▸ Task: Pictures don't belong in the copy; print all the records exactly.

[Data records]
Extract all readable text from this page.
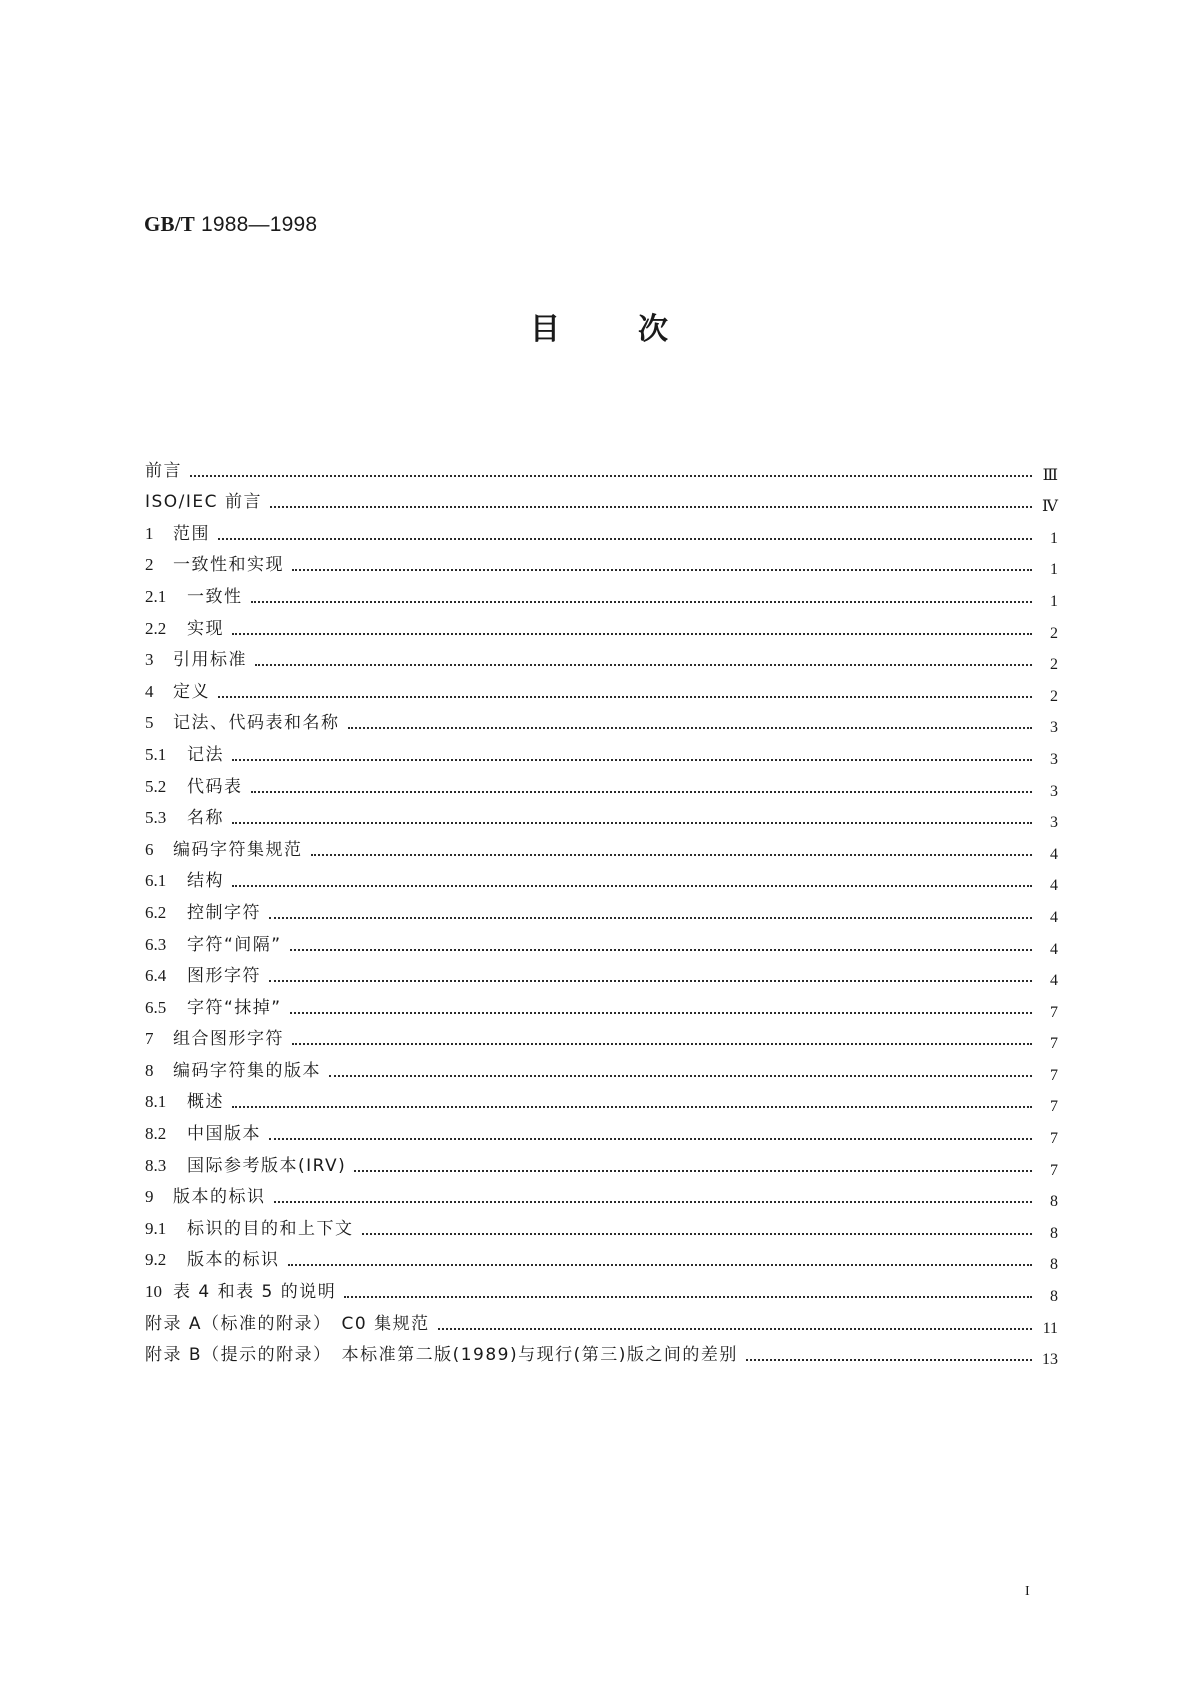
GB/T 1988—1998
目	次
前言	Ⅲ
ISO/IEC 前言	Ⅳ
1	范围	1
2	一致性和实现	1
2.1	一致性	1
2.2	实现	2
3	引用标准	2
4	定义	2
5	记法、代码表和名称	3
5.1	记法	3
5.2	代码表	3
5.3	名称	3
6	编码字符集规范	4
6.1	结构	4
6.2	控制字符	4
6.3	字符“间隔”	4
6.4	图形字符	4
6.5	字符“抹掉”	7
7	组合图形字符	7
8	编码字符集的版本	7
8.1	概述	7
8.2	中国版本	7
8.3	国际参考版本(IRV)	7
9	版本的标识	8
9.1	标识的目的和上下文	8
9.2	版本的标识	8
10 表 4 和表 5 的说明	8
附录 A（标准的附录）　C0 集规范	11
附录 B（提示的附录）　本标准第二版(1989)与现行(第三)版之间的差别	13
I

▸ Output below:
Extract all readable text from this page.
GB/T 1988—1998
目	次
前言	Ⅲ
ISO/IEC 前言	Ⅳ
1	范围	1
2	一致性和实现	1
2.1	一致性	1
2.2	实现	2
3	引用标准	2
4	定义	2
5	记法、代码表和名称	3
5.1	记法	3
5.2	代码表	3
5.3	名称	3
6	编码字符集规范	4
6.1	结构	4
6.2	控制字符	4
6.3	字符“间隔”	4
6.4	图形字符	4
6.5	字符“抹掉”	7
7	组合图形字符	7
8	编码字符集的版本	7
8.1	概述	7
8.2	中国版本	7
8.3	国际参考版本(IRV)	7
9	版本的标识	8
9.1	标识的目的和上下文	8
9.2	版本的标识	8
10 表 4 和表 5 的说明	8
附录 A（标准的附录）　C0 集规范	11
附录 B（提示的附录）　本标准第二版(1989)与现行(第三)版之间的差别	13
I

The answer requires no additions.